Your goal
Below are the records; locate each line with the word "source" and copy it.

Stored items from a collection

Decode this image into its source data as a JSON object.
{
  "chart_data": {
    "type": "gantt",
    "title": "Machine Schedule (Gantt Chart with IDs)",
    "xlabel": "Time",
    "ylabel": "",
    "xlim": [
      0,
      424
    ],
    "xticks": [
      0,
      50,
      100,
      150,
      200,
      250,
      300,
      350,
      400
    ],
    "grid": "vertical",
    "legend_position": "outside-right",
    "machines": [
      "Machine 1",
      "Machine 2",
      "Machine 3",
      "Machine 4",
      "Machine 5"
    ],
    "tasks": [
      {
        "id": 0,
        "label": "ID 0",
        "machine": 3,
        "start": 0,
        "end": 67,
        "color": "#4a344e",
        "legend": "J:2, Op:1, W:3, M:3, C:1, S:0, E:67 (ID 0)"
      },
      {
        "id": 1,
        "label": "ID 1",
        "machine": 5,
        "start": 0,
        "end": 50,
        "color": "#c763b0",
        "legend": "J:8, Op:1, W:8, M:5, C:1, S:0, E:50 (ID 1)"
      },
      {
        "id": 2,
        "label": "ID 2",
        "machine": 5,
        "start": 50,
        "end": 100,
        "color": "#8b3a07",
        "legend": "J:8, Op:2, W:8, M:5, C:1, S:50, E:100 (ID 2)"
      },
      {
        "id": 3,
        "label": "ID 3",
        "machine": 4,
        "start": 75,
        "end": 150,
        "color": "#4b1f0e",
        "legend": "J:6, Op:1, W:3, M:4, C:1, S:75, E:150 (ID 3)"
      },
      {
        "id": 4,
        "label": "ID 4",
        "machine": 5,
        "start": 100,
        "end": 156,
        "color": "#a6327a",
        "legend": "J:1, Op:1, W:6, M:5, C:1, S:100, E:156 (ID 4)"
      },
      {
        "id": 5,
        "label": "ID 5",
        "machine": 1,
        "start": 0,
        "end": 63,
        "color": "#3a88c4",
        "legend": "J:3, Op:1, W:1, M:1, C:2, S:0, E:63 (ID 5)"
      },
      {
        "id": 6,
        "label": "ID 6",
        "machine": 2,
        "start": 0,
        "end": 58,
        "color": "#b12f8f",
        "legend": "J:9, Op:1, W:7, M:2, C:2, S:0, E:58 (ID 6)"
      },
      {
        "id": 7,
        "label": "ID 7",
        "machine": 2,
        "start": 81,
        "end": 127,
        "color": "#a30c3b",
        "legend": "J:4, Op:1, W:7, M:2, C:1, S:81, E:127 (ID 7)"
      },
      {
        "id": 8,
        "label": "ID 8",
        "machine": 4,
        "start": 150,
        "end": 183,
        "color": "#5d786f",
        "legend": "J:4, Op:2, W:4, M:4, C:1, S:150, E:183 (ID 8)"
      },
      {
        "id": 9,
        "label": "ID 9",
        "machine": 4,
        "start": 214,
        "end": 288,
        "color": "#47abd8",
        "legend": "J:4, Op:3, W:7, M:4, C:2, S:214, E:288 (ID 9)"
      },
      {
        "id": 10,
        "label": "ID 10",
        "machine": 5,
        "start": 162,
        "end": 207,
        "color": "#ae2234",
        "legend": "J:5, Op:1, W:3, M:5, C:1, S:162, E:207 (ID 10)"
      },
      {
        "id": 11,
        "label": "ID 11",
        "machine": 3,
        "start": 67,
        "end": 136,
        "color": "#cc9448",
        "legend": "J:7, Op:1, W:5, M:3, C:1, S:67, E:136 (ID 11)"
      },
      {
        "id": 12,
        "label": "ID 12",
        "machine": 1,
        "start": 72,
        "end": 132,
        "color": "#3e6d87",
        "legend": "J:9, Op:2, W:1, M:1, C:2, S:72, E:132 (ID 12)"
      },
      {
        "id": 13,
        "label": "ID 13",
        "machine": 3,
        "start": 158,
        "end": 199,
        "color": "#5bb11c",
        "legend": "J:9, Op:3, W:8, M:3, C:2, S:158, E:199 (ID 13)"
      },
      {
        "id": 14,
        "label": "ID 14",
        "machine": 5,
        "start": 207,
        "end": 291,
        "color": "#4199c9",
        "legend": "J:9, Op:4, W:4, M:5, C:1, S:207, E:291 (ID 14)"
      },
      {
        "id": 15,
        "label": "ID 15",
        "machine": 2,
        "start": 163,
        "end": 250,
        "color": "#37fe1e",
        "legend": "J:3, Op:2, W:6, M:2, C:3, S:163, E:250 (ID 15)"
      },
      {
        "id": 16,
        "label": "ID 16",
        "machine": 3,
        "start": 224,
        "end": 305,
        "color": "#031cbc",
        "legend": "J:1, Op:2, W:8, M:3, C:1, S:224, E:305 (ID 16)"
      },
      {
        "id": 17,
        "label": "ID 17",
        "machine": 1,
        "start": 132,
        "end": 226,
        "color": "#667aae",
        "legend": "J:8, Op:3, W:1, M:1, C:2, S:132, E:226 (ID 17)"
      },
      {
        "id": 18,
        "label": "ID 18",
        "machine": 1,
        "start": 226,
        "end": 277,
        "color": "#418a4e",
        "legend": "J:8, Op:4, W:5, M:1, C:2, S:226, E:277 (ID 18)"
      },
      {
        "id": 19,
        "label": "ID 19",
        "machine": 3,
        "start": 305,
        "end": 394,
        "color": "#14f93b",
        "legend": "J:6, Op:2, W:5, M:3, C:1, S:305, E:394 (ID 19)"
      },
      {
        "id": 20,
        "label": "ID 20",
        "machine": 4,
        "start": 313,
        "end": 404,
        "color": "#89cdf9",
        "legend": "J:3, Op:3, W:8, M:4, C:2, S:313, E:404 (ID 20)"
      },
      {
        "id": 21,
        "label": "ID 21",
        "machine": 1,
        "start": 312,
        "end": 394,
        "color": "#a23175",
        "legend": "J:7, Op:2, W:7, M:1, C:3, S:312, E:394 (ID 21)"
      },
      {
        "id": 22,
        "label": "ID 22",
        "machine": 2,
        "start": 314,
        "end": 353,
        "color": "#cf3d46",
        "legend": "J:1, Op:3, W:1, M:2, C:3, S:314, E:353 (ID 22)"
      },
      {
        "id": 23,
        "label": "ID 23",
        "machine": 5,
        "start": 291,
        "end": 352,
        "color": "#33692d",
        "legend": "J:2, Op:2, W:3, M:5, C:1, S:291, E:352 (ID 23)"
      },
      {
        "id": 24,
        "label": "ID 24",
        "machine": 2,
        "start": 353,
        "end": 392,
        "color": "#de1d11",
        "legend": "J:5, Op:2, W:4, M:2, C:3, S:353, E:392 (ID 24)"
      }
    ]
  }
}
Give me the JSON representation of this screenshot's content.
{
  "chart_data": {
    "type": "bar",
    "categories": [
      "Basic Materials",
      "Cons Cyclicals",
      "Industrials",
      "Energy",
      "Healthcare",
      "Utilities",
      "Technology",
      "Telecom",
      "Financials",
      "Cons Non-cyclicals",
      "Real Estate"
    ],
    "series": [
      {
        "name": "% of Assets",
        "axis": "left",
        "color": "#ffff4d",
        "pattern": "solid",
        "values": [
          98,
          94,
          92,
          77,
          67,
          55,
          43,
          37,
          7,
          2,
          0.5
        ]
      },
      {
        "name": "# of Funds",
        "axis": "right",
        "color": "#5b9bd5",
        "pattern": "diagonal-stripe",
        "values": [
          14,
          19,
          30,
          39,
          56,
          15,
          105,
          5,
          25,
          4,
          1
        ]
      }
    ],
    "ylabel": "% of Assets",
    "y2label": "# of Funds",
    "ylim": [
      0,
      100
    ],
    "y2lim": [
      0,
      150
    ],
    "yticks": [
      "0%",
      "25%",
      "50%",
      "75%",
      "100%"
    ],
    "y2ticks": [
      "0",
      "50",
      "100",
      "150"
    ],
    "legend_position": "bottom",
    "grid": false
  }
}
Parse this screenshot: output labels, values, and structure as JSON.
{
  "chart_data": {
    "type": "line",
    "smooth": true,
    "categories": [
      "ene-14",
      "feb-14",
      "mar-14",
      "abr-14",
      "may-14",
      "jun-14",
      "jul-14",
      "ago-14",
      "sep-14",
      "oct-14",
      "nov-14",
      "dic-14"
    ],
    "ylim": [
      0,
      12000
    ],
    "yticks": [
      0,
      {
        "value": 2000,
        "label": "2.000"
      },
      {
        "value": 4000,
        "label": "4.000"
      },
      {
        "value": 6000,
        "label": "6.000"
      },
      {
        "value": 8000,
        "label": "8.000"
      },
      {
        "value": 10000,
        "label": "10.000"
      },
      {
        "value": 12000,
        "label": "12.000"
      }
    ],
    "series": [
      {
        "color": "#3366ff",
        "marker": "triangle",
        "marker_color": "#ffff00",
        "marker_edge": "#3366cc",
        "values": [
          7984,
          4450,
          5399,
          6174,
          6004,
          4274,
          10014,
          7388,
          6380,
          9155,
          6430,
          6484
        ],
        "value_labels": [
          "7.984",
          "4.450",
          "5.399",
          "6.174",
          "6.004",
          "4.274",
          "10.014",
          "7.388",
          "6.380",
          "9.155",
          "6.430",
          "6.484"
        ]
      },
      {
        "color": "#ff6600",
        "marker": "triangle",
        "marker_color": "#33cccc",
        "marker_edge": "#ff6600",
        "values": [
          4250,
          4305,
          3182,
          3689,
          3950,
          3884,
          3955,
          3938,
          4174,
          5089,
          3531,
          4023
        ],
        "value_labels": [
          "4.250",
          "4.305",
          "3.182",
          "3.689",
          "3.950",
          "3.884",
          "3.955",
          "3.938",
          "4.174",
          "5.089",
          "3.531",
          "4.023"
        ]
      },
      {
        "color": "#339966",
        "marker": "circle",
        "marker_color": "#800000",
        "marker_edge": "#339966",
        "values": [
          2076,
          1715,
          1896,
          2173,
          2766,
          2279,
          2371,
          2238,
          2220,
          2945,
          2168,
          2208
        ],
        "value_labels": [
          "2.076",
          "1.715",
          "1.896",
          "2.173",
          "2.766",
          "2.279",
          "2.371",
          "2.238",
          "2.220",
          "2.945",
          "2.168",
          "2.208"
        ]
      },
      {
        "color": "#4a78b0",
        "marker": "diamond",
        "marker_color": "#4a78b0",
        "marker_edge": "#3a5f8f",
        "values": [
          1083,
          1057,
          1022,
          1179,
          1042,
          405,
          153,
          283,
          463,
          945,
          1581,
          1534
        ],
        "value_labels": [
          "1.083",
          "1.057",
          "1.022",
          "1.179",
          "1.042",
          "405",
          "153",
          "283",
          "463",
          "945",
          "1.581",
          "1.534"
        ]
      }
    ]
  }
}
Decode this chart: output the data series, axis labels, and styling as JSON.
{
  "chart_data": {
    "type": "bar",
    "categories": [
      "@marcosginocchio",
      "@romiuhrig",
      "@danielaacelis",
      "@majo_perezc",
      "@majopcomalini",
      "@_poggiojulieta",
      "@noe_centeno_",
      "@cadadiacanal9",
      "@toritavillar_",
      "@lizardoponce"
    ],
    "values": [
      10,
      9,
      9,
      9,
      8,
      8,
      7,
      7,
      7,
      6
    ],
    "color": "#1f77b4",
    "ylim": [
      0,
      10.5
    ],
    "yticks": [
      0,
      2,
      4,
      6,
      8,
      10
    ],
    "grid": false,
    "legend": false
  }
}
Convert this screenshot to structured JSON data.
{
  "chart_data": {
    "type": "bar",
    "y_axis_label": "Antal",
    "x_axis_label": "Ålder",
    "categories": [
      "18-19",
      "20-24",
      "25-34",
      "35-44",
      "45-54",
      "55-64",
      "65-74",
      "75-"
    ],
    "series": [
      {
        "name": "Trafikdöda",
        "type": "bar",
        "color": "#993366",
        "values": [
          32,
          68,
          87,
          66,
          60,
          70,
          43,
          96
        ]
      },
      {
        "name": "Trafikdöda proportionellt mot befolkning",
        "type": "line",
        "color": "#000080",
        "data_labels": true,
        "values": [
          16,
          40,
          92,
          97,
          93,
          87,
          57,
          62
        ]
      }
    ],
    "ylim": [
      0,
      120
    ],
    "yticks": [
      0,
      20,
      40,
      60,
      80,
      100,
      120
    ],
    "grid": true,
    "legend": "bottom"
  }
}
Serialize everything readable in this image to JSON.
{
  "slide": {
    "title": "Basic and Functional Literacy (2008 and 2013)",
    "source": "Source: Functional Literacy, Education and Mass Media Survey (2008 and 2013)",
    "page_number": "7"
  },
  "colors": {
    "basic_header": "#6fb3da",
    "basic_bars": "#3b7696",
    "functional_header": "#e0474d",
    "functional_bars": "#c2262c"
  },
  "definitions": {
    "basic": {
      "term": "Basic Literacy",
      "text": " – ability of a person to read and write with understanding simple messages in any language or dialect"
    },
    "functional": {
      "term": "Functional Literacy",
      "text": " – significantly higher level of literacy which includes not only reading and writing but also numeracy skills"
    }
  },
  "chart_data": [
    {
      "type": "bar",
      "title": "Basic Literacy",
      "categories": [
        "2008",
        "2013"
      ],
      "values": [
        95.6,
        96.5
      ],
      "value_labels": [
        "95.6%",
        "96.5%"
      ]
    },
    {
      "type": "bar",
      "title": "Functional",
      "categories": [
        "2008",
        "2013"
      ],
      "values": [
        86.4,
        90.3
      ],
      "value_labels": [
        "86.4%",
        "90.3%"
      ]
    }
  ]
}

Output of the task
Decode this image into its source data as a JSON object.
    "source": "Source: Functional Literacy, Education and Mass Media Survey (2008 and 2013)",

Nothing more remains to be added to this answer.